## Entries supplied
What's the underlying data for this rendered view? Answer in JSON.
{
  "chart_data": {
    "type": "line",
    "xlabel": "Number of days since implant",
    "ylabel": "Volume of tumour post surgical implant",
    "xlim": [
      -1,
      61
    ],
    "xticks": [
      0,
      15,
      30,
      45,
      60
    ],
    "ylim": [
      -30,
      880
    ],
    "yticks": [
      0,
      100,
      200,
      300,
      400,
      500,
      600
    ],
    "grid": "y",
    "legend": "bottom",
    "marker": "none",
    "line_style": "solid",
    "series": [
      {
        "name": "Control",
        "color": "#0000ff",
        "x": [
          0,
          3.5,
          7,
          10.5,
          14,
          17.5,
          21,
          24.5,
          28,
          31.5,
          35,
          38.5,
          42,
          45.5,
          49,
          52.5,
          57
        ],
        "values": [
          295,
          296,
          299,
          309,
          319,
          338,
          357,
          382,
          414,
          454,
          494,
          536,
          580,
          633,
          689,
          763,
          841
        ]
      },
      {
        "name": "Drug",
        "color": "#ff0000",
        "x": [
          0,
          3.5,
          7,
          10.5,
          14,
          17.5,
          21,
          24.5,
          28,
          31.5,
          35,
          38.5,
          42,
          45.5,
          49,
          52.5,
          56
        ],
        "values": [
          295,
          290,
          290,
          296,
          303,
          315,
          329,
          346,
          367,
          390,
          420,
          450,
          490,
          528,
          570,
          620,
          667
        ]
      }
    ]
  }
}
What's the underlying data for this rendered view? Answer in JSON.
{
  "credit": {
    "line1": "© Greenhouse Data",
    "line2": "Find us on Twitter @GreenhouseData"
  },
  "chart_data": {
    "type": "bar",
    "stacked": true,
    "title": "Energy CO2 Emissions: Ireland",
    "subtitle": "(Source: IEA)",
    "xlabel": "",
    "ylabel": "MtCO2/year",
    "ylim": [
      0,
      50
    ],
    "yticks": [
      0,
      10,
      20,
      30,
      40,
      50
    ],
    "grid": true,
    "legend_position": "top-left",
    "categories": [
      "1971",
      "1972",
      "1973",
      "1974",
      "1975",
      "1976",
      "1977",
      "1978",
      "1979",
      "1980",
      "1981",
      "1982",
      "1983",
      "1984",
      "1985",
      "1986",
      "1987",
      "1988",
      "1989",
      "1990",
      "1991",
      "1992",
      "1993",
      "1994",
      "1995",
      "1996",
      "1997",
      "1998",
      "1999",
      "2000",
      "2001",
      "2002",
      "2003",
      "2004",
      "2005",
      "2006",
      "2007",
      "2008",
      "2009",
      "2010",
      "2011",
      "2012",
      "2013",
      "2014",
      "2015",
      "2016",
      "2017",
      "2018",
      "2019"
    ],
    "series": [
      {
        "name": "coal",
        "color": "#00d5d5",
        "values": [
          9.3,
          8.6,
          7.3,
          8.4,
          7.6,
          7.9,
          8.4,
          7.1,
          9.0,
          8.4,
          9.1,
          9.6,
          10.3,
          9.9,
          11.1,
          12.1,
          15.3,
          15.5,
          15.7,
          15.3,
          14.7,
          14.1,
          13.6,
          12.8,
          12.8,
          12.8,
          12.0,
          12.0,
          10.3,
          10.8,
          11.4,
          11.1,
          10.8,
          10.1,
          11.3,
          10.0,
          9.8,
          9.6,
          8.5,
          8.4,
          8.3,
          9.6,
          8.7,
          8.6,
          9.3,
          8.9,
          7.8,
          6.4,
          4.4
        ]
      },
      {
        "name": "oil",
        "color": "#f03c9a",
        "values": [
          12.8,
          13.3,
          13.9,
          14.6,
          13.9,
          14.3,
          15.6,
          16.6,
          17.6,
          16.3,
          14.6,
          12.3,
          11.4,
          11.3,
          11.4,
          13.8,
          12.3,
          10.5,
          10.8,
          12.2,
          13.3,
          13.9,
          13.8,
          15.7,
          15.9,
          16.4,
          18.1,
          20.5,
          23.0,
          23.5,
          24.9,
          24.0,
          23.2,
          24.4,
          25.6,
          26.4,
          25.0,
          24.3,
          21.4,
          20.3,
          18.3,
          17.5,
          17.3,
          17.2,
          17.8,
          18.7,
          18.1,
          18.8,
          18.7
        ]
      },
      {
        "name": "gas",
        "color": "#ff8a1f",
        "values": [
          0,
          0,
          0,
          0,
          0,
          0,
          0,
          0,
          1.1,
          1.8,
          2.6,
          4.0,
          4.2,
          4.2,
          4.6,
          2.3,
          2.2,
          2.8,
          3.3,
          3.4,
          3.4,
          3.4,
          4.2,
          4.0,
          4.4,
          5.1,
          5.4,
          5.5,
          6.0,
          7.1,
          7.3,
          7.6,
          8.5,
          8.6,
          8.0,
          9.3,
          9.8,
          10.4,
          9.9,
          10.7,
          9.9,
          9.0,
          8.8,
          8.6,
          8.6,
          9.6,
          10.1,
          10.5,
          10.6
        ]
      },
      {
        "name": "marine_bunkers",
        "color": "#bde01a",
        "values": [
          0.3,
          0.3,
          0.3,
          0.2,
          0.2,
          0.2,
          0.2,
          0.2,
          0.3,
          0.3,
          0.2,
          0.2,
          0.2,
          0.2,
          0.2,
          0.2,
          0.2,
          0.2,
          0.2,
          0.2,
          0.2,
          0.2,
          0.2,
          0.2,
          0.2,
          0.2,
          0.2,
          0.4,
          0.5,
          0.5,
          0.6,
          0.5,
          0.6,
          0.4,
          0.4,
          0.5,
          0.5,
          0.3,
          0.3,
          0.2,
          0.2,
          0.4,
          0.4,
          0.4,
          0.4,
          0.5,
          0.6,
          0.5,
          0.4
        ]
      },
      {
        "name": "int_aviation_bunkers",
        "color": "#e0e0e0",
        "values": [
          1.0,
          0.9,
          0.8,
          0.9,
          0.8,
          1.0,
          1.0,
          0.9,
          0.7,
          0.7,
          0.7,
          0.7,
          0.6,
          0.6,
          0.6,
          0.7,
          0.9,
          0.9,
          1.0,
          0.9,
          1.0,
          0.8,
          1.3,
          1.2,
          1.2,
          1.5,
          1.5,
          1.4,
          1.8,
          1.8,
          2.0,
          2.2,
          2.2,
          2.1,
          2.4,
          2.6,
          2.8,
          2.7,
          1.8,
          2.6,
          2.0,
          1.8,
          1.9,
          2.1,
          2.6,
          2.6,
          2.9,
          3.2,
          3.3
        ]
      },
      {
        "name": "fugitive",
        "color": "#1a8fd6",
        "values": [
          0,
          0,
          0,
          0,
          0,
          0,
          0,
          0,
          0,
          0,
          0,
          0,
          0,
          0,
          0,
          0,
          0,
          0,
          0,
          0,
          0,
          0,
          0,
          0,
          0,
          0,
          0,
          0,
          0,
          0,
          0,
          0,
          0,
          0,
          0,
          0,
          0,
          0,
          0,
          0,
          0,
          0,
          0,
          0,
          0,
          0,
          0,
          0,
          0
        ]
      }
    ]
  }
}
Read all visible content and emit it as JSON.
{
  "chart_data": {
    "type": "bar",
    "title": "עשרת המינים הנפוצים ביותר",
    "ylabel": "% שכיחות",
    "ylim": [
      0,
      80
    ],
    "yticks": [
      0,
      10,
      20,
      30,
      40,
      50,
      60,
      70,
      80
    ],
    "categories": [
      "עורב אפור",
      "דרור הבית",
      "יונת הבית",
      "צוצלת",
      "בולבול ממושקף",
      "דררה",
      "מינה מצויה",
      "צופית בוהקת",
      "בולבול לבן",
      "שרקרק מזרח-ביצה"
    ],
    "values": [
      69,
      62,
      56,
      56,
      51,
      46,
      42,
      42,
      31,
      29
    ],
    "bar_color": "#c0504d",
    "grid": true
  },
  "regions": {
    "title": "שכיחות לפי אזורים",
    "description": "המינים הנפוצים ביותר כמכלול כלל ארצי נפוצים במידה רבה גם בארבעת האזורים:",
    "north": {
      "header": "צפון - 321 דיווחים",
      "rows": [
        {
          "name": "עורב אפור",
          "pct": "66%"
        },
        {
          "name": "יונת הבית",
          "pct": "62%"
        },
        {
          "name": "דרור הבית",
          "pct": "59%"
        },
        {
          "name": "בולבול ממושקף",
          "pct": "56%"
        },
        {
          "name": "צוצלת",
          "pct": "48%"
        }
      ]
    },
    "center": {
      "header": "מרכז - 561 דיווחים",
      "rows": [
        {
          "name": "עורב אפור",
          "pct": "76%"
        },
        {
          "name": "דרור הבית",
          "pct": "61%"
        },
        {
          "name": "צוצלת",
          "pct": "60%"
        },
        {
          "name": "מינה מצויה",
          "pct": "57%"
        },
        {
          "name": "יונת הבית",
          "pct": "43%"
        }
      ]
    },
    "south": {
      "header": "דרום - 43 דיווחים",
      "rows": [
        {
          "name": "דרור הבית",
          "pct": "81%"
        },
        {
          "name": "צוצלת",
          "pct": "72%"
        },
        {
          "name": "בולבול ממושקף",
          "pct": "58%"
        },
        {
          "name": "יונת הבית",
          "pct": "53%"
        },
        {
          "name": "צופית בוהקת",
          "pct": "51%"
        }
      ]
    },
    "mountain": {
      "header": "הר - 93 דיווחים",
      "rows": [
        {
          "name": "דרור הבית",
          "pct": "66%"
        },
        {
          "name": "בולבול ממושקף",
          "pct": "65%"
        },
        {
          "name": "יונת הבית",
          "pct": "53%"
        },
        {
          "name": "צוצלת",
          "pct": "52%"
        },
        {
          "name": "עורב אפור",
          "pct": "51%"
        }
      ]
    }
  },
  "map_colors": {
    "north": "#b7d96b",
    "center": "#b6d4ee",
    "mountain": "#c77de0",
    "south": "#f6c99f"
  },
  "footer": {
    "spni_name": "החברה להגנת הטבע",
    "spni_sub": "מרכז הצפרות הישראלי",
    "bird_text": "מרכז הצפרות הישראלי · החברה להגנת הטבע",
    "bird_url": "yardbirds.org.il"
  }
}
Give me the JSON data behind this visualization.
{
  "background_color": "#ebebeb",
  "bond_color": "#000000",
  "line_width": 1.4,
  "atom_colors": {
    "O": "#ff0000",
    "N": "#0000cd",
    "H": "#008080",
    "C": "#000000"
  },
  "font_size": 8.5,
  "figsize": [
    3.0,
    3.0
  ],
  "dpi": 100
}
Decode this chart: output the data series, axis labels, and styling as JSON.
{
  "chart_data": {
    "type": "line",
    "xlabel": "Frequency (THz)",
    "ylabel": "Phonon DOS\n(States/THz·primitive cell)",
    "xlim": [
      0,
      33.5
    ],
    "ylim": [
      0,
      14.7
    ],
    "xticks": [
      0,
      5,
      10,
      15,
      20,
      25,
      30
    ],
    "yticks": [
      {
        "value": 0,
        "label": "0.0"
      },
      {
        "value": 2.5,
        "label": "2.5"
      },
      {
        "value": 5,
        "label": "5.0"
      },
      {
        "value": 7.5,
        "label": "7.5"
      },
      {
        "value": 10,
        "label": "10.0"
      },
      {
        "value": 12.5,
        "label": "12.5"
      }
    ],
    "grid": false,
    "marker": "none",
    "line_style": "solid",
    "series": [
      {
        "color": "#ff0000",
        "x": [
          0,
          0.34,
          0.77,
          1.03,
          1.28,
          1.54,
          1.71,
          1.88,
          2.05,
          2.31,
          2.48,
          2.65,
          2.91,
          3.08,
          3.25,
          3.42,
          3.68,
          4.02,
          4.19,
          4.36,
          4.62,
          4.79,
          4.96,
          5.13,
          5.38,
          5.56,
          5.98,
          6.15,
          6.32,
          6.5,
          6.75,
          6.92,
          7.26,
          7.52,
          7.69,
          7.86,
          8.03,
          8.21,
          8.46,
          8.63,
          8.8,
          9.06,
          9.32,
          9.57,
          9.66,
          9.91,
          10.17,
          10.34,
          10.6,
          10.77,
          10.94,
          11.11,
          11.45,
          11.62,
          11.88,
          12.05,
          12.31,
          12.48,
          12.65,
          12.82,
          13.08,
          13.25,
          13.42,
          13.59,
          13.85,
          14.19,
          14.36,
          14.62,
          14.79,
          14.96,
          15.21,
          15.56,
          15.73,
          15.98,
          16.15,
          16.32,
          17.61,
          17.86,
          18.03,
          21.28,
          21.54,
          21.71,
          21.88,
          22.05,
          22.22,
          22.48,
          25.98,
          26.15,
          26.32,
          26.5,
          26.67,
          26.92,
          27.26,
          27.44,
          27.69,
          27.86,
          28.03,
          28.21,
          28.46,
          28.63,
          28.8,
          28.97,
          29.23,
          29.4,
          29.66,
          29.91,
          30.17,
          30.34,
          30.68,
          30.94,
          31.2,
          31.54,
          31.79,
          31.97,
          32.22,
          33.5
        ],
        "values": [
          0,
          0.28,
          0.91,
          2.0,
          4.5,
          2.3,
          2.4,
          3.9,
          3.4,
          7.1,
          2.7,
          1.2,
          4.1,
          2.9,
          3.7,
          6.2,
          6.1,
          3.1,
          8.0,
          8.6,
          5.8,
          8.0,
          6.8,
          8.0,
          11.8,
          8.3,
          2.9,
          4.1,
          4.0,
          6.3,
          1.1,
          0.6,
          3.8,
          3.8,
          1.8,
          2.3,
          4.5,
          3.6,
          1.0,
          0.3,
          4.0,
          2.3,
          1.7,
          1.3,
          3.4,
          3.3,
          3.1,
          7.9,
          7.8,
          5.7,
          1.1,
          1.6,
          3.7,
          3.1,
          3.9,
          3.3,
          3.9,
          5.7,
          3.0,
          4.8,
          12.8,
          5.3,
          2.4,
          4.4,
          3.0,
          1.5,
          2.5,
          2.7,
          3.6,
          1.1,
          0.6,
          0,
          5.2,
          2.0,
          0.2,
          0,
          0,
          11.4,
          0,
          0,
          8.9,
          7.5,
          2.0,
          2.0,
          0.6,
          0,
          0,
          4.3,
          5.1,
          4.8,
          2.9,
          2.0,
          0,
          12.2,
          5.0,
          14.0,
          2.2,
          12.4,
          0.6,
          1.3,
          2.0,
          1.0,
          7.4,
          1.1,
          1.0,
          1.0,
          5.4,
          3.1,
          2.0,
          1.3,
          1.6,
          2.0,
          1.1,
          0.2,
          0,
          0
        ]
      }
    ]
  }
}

## Do this
In the entries above, find each line with the string "ylabel" and copy it.

## Output below
    "ylabel": "Volume of tumour post surgical implant",
    "ylabel": "MtCO2/year",
    "ylabel": "% שכיחות",
    "ylabel": "Phonon DOS\n(States/THz·primitive cell)",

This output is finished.